(Stored entries)
──────

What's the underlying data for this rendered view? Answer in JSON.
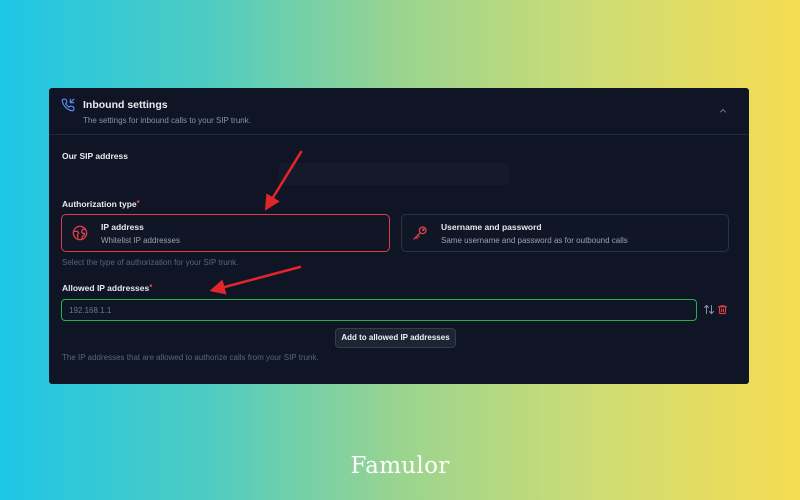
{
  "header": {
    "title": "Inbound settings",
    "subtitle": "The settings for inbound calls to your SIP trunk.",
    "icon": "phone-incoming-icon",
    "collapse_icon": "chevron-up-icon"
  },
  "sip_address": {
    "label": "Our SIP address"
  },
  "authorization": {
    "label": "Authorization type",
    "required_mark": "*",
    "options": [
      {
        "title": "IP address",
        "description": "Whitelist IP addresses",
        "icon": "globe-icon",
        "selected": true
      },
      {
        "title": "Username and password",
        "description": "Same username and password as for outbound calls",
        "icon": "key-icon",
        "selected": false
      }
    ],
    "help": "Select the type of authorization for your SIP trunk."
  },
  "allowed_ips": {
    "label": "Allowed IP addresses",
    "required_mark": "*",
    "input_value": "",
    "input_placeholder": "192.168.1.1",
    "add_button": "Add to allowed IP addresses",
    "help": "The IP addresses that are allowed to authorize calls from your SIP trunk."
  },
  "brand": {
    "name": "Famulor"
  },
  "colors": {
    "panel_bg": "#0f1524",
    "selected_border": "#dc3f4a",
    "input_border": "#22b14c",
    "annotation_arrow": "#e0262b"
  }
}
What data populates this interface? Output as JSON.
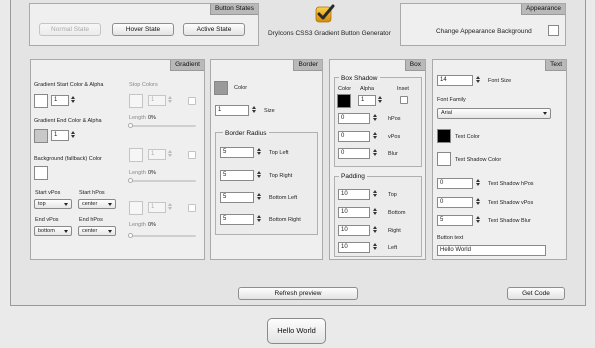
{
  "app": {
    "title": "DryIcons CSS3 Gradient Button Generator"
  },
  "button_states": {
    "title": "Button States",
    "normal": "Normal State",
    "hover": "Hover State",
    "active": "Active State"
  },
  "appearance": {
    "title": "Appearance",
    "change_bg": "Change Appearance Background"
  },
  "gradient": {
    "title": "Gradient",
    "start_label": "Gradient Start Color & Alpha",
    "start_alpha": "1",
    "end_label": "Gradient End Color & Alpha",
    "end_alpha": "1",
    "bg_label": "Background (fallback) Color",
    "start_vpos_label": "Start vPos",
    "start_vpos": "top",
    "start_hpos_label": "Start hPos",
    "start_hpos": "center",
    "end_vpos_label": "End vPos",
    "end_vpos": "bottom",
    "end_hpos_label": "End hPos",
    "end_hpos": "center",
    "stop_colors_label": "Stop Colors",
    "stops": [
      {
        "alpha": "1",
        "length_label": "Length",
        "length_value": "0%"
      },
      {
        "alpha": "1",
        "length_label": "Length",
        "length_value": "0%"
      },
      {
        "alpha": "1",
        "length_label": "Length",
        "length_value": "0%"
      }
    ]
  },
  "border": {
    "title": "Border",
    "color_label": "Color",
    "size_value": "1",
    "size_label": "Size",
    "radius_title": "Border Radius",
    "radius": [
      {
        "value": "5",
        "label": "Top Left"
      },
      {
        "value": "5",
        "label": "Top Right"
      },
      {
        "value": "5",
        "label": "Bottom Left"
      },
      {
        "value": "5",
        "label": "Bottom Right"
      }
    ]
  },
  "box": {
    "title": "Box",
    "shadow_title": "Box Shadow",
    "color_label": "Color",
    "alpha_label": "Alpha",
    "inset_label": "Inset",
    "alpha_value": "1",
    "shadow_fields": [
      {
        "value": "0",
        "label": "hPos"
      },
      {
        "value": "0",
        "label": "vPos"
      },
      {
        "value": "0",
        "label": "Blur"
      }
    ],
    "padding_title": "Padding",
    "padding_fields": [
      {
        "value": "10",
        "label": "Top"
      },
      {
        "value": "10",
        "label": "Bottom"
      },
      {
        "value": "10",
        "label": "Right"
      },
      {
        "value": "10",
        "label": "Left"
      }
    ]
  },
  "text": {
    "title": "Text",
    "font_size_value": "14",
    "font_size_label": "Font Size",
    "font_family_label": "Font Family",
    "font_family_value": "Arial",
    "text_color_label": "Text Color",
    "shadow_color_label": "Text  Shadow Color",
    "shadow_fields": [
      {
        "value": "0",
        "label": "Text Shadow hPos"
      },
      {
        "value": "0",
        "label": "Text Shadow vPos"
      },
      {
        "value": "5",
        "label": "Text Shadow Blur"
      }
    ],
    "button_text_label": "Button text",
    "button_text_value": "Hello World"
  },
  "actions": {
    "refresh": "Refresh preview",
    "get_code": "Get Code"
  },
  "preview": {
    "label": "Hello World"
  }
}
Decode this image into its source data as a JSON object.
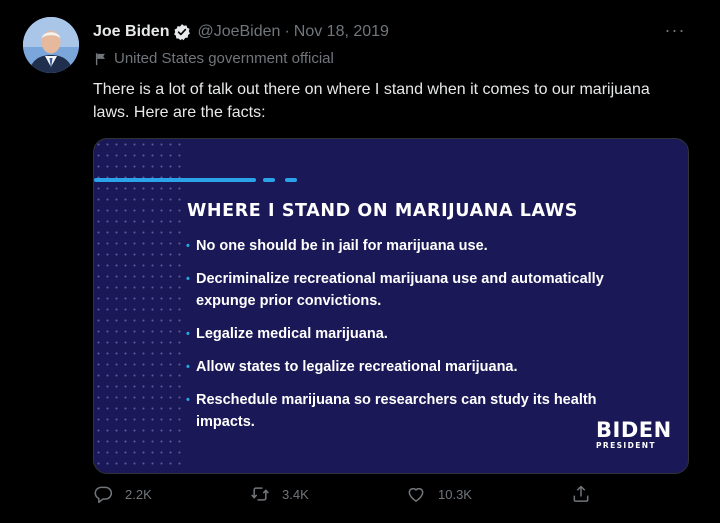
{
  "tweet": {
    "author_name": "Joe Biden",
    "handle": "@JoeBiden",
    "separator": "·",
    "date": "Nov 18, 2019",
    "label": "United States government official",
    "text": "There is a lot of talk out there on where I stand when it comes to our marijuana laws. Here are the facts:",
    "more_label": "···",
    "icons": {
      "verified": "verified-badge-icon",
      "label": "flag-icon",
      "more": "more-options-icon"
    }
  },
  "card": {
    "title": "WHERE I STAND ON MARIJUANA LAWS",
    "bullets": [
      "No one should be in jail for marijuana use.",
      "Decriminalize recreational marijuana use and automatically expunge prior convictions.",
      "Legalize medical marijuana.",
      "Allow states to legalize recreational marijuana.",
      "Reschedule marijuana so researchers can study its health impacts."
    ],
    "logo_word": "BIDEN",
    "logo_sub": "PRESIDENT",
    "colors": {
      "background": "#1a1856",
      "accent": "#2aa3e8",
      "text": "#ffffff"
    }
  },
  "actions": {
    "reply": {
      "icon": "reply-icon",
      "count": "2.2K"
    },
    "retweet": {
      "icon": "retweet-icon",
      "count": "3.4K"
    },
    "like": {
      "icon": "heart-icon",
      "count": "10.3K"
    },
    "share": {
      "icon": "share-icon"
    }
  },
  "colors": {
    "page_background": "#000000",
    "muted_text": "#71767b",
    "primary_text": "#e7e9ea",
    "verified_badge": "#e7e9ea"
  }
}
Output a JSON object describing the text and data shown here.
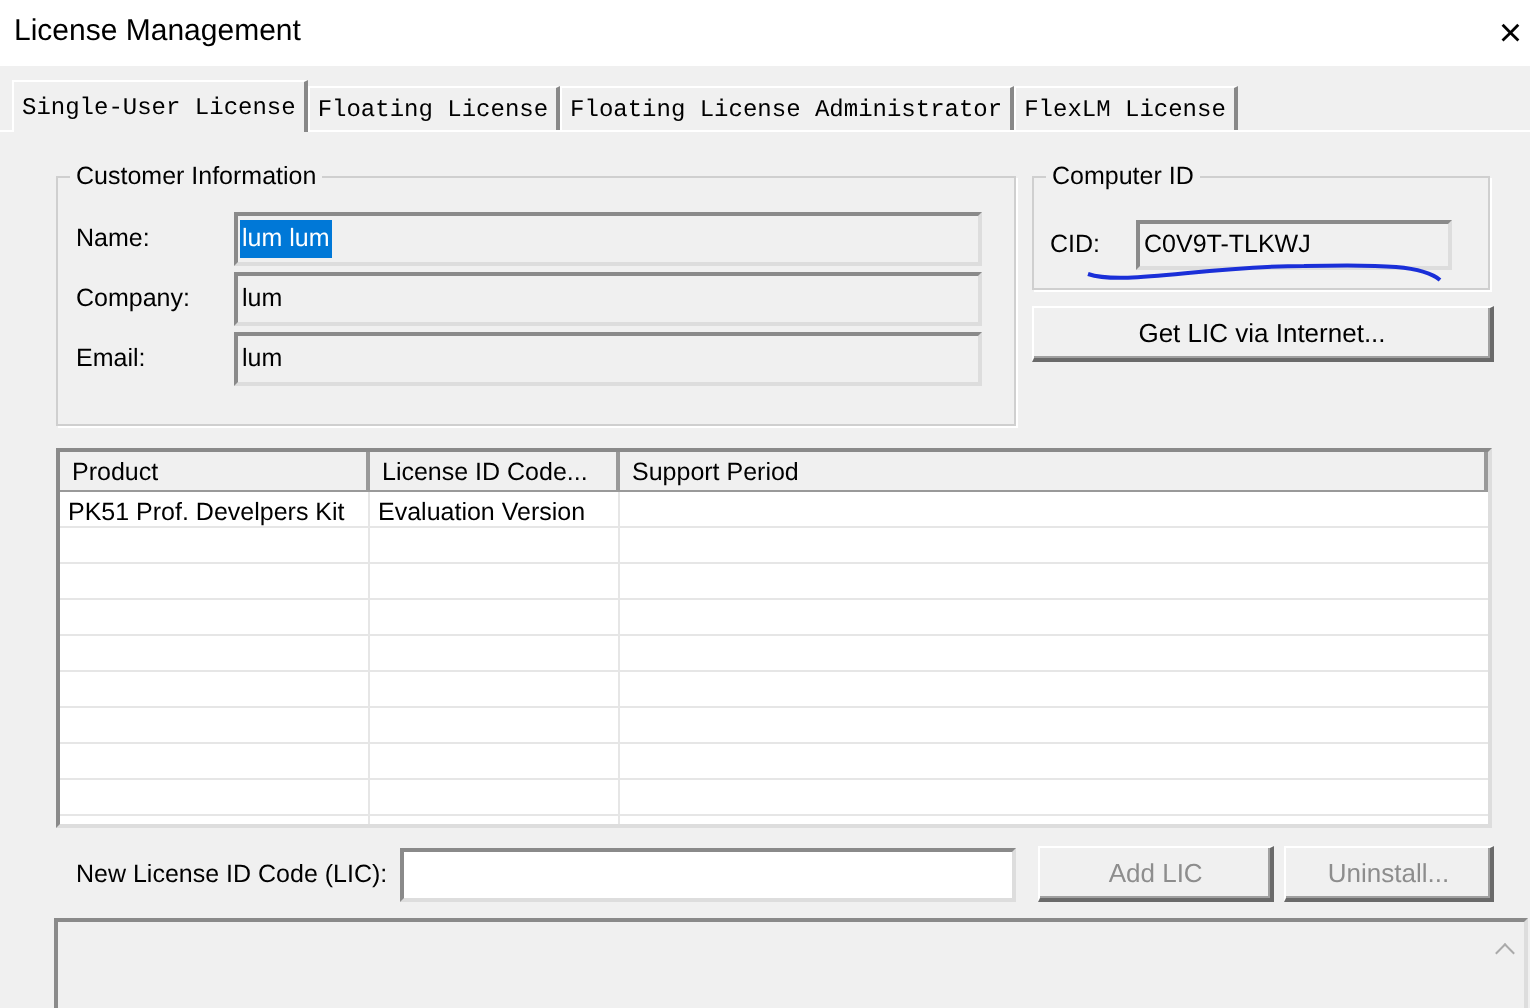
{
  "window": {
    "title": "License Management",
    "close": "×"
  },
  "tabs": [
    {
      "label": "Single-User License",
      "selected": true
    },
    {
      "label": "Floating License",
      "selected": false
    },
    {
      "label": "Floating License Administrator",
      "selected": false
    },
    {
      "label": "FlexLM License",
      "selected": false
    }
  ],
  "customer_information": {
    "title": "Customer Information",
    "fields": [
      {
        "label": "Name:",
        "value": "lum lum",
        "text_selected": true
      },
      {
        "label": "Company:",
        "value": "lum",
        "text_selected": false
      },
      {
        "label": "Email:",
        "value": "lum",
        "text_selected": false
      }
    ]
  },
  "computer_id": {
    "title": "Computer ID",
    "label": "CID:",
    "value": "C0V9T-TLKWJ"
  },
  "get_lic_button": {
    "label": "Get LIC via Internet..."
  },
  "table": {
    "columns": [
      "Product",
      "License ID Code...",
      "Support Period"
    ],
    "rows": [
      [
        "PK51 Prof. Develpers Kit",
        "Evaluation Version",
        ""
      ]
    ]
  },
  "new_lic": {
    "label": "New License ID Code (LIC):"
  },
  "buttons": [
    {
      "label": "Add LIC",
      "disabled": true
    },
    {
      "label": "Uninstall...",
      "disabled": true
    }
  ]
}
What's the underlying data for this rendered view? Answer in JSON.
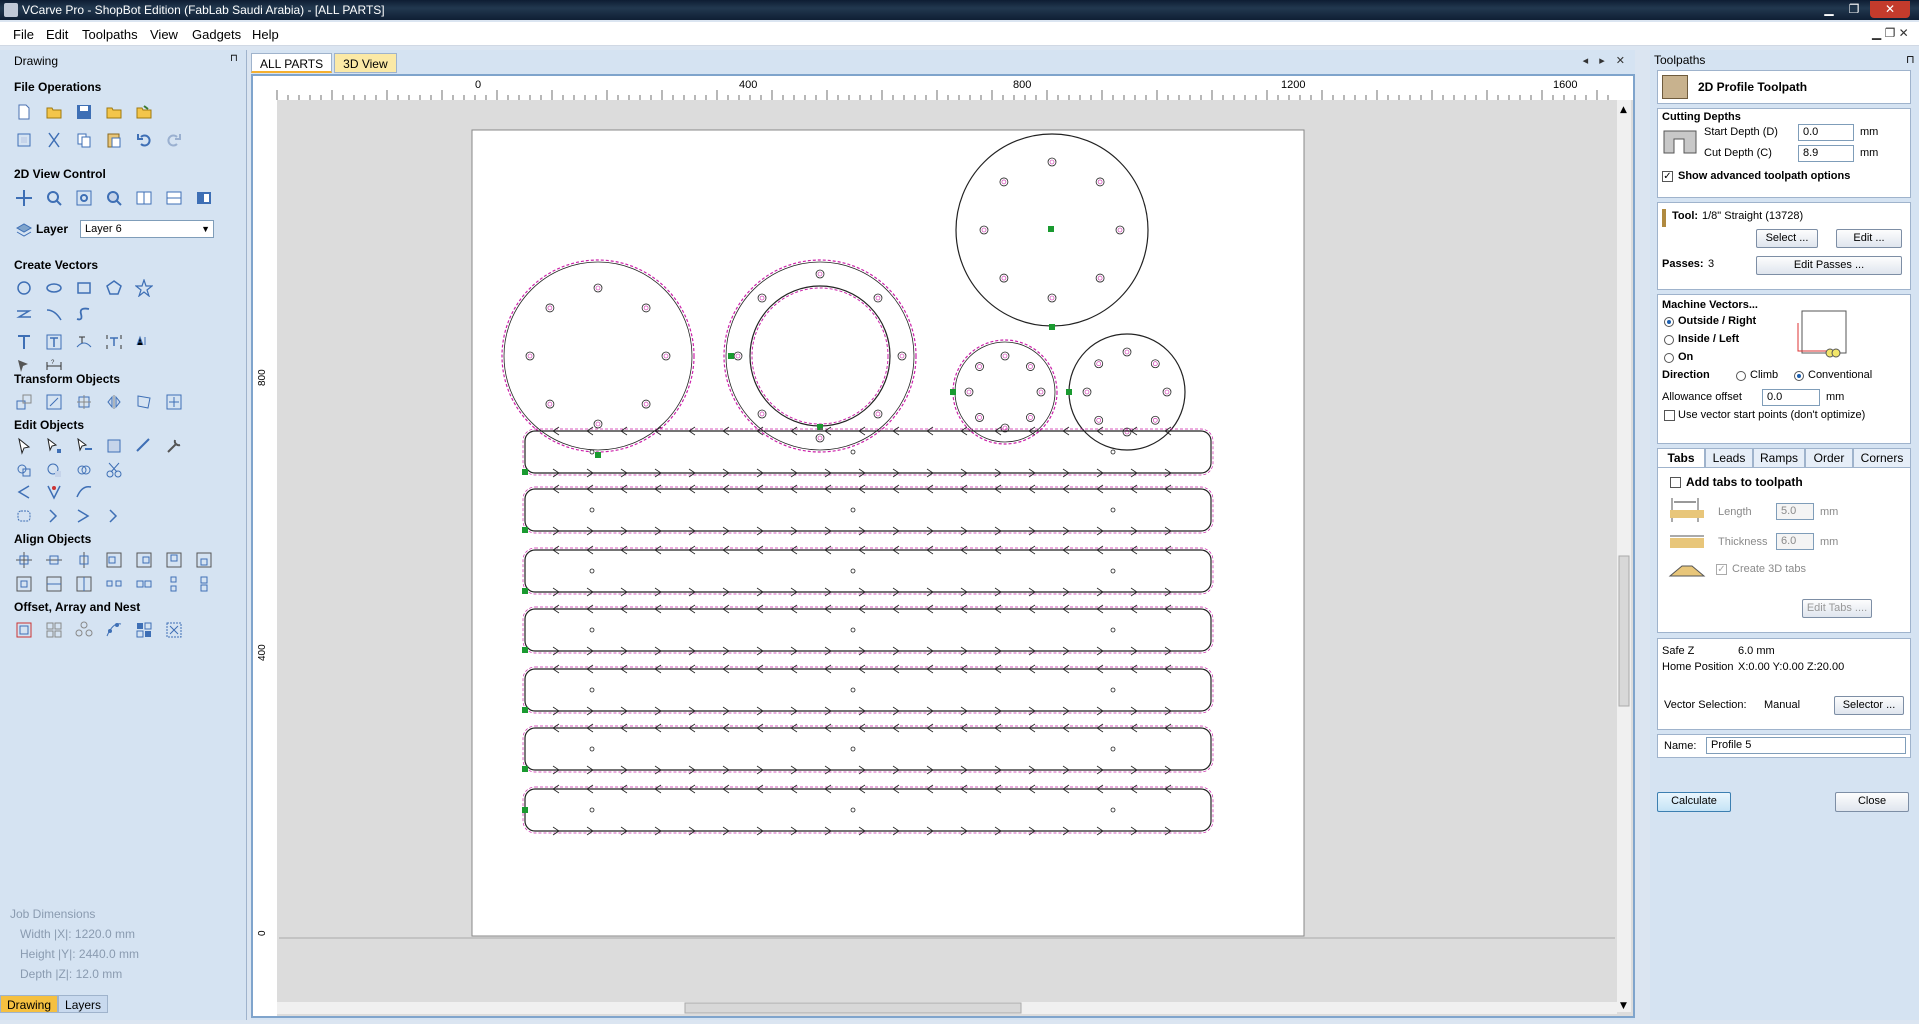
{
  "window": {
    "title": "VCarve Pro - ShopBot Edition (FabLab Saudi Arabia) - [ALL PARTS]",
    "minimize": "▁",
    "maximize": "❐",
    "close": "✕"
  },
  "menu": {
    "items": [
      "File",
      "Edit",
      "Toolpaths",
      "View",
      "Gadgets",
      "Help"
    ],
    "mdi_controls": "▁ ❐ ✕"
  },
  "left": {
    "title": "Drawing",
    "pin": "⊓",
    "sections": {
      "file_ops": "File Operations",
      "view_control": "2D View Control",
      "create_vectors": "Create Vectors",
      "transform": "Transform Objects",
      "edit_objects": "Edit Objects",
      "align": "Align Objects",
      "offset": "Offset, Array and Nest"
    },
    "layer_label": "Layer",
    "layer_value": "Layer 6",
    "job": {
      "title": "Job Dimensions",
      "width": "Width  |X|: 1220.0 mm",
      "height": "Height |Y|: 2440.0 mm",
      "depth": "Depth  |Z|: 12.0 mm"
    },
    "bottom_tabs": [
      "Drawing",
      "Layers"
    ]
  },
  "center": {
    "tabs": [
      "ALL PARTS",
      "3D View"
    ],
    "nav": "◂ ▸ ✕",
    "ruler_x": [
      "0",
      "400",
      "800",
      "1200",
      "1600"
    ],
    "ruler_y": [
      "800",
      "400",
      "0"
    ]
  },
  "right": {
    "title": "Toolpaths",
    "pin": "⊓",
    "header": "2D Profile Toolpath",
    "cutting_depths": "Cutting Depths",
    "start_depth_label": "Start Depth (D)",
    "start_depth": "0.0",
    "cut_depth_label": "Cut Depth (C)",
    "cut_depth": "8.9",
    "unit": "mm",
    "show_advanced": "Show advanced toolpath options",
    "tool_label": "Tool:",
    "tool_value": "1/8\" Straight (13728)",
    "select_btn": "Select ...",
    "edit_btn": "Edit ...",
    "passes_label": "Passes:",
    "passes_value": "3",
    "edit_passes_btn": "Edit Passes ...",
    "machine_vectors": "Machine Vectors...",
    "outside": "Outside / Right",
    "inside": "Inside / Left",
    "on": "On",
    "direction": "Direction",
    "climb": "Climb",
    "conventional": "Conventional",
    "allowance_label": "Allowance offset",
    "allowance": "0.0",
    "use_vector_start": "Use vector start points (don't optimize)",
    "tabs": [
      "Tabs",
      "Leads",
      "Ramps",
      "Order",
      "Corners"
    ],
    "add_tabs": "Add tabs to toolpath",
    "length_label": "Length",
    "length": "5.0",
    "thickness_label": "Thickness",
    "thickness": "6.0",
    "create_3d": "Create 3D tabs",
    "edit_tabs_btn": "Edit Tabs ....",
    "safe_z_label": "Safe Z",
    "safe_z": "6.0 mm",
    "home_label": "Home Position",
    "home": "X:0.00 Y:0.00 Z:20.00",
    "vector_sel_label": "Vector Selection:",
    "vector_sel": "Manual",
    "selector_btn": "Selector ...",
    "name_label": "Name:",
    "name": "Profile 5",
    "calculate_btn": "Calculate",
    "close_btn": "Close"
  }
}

──────

## Aim of the task
Identify the lines in the entries above that contain "settings", then copy them out.

## Expected output
    "title": "Inbound settings",
    "subtitle": "The settings for inbound calls to your SIP trunk.",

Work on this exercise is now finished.